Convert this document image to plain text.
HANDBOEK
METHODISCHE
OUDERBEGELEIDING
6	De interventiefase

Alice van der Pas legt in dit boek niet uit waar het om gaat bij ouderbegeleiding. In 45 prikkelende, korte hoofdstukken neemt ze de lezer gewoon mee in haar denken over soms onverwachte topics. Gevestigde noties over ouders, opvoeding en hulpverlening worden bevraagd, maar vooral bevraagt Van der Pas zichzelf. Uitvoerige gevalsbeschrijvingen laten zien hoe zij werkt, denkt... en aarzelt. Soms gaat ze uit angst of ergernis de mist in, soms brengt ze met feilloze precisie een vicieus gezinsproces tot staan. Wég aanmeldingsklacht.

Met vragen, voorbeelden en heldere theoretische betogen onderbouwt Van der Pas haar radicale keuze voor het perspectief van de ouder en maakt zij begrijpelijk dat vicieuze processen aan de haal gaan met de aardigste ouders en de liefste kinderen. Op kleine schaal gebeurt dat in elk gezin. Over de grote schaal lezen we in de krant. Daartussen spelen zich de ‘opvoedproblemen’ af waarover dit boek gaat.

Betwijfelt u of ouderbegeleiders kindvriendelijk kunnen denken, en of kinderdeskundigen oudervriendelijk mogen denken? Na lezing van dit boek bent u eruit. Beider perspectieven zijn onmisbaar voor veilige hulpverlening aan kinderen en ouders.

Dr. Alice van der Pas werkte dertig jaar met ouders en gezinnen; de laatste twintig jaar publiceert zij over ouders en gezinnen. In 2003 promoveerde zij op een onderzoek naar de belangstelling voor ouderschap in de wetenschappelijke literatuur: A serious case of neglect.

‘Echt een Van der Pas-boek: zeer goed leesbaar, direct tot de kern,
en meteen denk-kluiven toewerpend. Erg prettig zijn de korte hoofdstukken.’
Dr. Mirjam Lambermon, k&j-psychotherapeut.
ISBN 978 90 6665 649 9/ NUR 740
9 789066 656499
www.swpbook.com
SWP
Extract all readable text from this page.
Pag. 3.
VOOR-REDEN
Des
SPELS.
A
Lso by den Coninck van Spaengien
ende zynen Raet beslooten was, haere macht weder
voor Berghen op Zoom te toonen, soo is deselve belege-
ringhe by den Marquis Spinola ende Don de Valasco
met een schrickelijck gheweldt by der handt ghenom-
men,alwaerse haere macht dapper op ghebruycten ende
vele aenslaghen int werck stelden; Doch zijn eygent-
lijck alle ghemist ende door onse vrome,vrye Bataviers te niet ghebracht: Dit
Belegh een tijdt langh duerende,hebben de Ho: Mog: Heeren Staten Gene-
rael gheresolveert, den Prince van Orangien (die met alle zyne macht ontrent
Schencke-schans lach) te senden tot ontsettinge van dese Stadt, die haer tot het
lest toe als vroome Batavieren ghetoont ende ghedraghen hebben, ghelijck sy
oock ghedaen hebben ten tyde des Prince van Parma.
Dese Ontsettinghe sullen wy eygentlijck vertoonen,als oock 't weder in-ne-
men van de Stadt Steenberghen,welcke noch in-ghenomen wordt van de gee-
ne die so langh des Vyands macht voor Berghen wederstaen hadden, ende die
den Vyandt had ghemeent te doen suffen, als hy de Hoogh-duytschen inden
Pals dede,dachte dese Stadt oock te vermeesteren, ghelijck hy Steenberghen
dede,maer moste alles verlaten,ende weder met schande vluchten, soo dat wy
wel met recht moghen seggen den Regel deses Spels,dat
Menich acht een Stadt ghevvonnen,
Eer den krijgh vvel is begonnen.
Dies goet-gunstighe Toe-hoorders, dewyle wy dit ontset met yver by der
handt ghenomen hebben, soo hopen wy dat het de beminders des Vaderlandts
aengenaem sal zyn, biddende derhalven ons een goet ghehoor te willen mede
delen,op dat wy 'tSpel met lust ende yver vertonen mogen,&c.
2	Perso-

***

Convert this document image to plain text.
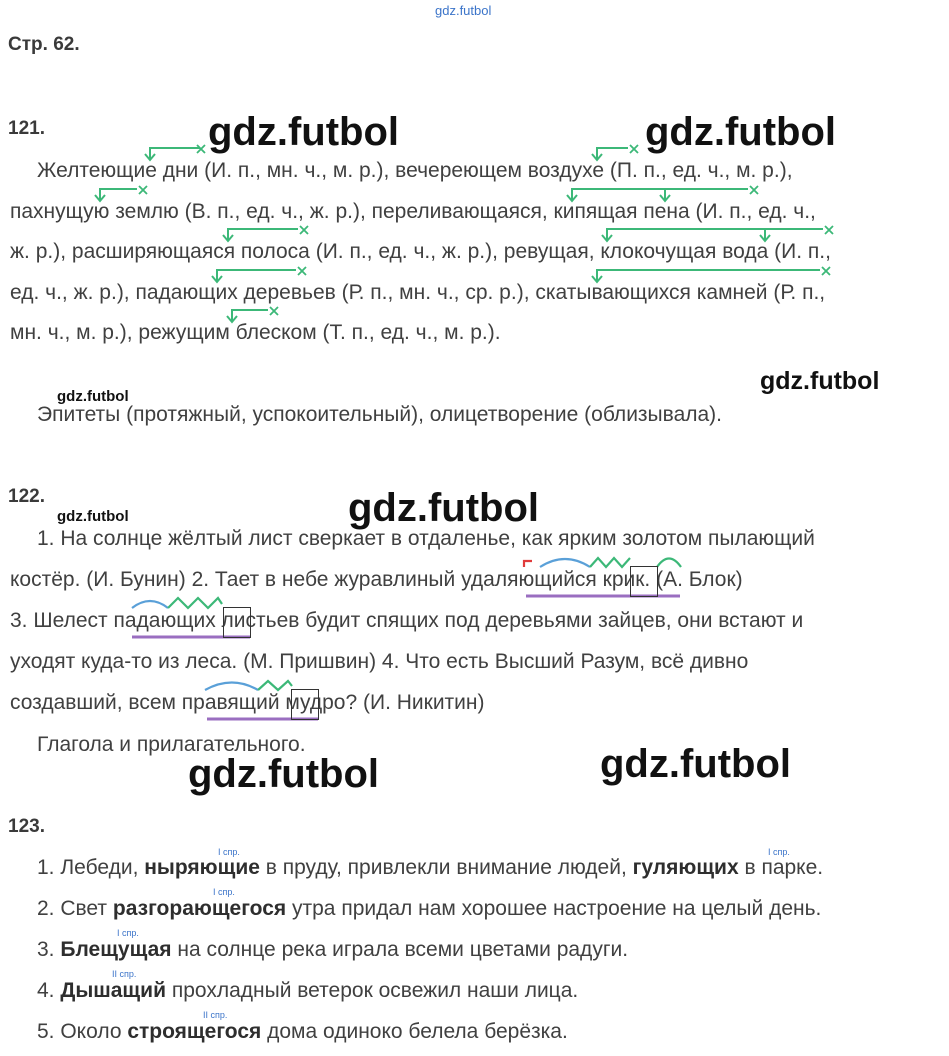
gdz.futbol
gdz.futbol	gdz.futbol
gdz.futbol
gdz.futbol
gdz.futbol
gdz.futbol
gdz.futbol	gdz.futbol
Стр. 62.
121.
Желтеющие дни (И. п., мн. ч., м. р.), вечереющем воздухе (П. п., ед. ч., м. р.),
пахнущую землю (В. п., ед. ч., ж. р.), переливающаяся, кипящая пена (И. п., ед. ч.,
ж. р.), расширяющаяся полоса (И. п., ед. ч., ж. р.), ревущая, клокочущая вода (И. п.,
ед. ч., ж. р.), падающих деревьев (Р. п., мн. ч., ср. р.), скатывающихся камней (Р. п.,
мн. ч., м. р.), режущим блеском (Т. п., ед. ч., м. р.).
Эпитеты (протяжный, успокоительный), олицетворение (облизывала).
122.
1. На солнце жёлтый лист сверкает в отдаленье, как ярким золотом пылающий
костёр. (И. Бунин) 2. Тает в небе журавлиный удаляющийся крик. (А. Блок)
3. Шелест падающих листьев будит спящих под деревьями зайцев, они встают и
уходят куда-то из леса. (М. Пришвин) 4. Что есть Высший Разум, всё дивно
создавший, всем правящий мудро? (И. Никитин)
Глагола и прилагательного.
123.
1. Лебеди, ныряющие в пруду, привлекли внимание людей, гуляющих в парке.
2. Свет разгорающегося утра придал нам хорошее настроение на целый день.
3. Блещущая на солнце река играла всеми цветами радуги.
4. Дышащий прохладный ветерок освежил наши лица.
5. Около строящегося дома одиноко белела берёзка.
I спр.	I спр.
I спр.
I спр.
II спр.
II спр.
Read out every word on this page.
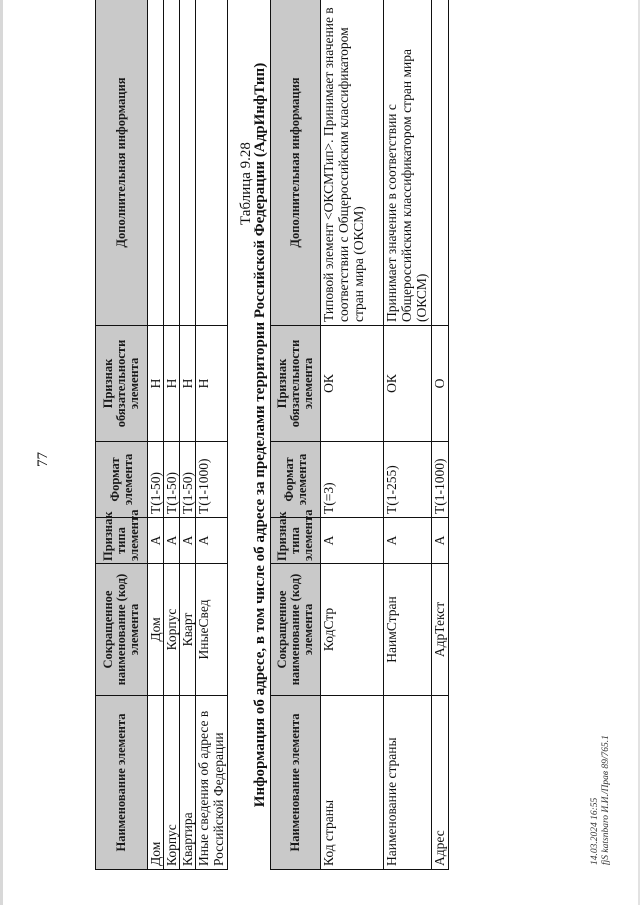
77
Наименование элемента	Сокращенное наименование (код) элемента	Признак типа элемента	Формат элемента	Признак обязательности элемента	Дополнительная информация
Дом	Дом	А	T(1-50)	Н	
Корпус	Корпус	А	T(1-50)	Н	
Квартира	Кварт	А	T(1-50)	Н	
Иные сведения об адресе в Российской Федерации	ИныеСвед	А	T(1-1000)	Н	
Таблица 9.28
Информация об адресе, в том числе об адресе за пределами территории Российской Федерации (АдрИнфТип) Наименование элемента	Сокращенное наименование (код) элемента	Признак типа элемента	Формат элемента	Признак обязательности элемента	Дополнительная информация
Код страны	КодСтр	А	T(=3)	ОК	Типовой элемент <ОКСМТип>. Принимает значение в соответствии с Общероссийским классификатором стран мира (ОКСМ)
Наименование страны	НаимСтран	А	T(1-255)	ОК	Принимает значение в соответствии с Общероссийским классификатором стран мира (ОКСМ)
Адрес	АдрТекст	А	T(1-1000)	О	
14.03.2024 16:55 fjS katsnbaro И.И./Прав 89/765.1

***

=== Your goal ===
Copy every line of the records above that contains "hebben".

=== The solution ===
Belegh een tijdt langh duerende,hebben de Ho: Mog: Heeren Staten Gene-
lest toe als vroome Batavieren ghetoont ende ghedraghen hebben, ghelijck sy
oock ghedaen hebben ten tyde des Prince van Parma.
handt ghenomen hebben, soo hopen wy dat het de beminders des Vaderlandts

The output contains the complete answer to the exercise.